Dimanche 27 juillet 2025, la basilique de Sainte-Anne-d’Auray (Morbihan) a frôlé la catastrophe. Alors que des milliers de fidèles participaient au Grand pardon, un début d’incendie s’est déclaré à l’aube dans l’édifice religieux, provoqué par une surchauffe de cierges allumés en trop grand nombre.
Les alarmes déclenchées à 5 h du matin
Vers 5 h, les alarmes de la basilique se sont mises à retentir. « On a évité le pire », a confié le père Gwénaël Maurey, encore ému après l’incident. Selon les premiers constats, les nombreuses bougies déposées par les pèlerins ont fini par surchauffer, provoquant une combustion et un début d’incendie.
Heureusement, les membres du personnel, formés à ce type d’urgence, sont intervenus très rapidement. Munis d’extincteurs, ils ont réussi à circonscrire les flammes avant qu’elles ne se propagent et ne causent des dégâts irréversibles dans le sanctuaire.

(Données de reconnaissance de la structure des documents)
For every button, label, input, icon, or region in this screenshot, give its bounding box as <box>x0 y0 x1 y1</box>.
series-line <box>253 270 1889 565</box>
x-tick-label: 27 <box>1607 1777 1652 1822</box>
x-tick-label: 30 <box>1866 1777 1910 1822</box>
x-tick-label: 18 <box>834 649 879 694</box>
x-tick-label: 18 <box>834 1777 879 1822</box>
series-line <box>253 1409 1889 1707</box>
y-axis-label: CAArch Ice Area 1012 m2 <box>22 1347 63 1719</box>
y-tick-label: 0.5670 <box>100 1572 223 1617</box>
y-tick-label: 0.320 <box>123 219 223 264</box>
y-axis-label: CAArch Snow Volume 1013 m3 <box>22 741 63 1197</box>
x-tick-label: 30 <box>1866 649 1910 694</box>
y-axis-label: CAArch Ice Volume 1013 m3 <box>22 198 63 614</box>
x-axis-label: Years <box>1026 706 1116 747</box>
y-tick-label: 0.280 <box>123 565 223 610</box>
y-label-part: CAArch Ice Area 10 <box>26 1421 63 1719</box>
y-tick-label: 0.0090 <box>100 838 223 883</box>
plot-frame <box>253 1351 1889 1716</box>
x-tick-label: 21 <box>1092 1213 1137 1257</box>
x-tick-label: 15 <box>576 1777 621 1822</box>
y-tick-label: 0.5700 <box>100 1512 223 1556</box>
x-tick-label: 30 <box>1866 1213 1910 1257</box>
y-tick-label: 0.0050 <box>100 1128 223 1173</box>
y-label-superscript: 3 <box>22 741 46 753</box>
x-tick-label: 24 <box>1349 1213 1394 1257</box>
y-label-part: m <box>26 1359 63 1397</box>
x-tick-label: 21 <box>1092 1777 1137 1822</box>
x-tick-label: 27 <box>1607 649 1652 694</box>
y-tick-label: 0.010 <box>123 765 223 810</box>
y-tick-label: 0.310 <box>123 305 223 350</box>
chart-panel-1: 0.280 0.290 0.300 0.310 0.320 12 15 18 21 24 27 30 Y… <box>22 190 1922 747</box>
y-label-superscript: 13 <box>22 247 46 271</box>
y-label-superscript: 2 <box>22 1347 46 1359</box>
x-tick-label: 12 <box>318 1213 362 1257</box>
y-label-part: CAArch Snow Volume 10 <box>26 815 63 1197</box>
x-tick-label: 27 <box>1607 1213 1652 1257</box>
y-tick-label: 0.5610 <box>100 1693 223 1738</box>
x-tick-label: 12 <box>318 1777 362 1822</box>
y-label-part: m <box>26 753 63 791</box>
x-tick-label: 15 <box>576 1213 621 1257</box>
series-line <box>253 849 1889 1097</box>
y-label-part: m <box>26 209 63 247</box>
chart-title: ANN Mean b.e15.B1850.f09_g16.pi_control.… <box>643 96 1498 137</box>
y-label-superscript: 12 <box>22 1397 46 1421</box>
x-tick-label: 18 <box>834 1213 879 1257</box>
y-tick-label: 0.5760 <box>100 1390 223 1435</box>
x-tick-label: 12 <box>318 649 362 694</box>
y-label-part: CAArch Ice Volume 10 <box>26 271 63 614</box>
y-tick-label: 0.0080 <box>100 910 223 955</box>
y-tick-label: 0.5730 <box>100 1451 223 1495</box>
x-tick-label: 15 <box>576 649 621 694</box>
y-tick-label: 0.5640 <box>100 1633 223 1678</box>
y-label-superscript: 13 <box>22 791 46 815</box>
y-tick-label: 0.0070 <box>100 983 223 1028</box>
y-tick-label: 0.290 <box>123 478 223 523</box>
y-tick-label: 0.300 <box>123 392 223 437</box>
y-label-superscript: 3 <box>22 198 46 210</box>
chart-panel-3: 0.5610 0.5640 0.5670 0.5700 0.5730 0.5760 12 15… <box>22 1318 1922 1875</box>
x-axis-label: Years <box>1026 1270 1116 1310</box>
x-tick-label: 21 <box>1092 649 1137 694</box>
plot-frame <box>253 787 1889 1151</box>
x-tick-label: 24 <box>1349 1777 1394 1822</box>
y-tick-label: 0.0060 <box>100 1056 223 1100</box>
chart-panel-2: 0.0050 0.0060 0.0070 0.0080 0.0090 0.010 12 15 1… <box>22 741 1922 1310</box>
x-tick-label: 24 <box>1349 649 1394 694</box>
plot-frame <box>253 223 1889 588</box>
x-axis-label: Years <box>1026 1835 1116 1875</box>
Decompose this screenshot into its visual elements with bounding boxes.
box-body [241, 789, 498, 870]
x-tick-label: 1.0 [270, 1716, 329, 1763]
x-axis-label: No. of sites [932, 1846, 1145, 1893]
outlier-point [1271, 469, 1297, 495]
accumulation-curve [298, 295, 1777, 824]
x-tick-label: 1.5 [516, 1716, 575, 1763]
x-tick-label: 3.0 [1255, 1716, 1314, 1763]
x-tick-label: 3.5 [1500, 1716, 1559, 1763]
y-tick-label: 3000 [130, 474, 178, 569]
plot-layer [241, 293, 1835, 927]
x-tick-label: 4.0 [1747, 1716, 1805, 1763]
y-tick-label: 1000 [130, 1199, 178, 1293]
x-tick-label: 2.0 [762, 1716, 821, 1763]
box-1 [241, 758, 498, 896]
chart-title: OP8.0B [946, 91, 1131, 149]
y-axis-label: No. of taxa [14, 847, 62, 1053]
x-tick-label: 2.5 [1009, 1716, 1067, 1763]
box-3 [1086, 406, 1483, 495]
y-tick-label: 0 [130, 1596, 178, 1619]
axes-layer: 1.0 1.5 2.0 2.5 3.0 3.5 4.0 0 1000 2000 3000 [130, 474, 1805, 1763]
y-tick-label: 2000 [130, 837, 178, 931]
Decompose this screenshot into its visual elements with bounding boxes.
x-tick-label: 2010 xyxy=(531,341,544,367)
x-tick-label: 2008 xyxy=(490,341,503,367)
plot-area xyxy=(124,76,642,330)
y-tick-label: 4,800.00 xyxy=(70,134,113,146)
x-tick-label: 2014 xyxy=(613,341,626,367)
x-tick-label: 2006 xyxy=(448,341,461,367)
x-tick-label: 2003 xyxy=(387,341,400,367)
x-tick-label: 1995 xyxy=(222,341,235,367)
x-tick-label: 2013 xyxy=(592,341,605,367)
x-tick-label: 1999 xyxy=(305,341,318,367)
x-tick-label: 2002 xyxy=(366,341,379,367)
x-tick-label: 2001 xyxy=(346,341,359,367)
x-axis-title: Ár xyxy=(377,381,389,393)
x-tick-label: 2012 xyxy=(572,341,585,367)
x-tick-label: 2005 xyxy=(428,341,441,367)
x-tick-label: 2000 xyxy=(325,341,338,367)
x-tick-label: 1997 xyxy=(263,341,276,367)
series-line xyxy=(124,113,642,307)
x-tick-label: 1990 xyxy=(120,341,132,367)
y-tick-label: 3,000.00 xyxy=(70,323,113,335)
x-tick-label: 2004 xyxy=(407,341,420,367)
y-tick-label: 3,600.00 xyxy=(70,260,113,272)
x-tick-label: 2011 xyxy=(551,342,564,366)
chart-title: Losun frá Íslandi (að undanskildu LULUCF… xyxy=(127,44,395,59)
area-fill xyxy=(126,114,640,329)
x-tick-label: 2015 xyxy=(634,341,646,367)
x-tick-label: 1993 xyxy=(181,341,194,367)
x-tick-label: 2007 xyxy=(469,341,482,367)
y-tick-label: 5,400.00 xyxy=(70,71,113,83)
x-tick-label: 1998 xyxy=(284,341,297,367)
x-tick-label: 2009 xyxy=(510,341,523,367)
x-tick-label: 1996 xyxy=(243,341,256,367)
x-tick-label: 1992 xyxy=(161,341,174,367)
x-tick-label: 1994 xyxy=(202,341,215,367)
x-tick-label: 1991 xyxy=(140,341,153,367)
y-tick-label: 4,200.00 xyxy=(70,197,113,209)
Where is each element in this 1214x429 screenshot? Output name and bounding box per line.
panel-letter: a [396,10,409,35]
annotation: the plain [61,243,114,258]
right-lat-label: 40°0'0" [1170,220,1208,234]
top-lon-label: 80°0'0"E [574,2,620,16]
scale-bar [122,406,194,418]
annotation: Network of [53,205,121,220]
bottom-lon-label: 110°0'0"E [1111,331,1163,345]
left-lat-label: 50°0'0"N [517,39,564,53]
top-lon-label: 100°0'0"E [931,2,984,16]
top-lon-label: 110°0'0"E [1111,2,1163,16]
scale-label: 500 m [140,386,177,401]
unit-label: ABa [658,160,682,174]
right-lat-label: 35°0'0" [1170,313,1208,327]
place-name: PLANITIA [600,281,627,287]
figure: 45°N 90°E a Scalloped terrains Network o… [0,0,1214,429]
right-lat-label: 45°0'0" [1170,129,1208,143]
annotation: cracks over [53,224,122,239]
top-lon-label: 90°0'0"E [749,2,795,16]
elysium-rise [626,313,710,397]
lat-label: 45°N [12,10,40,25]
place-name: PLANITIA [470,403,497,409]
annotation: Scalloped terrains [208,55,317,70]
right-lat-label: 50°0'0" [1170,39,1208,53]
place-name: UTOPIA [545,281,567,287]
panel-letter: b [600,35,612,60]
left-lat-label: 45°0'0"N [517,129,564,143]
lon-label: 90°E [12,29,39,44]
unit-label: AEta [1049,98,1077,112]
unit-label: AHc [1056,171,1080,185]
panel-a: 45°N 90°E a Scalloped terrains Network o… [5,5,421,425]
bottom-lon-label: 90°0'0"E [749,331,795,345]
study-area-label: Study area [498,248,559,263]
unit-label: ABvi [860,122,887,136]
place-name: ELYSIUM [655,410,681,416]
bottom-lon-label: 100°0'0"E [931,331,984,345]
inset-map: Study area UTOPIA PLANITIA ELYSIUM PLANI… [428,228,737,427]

• _Questions et consignes_
1/ D’après le texte sur l’incendie de la basilique de Sainte-Anne-d’Auray, quelle est la cause du début d’incendie ?
2/ Poursuivez le texte sur l’incendie de la basilique de Sainte-Anne-d’Auray après sa dernière phrase.

• _Réponses aux consignes_
1/ Une surchauffe des cierges déposés par les pèlerins, allumés en trop grand nombre.

2/
Une odeur de brûlé toute la journée
Après l’incident, une odeur persistante de feu se faisait encore sentir dans l’édifice. Les équipes ont nettoyé les traces laissées par les flammes, permettant ainsi la réouverture de la basilique dès le matin même pour la dernière journée des célébrations.
« Plus de peur que de mal »
Grâce à la réactivité du personnel, le Grand pardon a pu se poursuivre comme prévu. Les fidèles, venus parfois de très loin pour assister à cet événement religieux majeur, n’ont pas été inquiétés.
« Nous avons eu très peur, mais heureusement, tout est rentré dans l’ordre rapidement », a résumé le père Gwénaël Maurey au quotidien Ouest-France qui révèle l’information ce jour.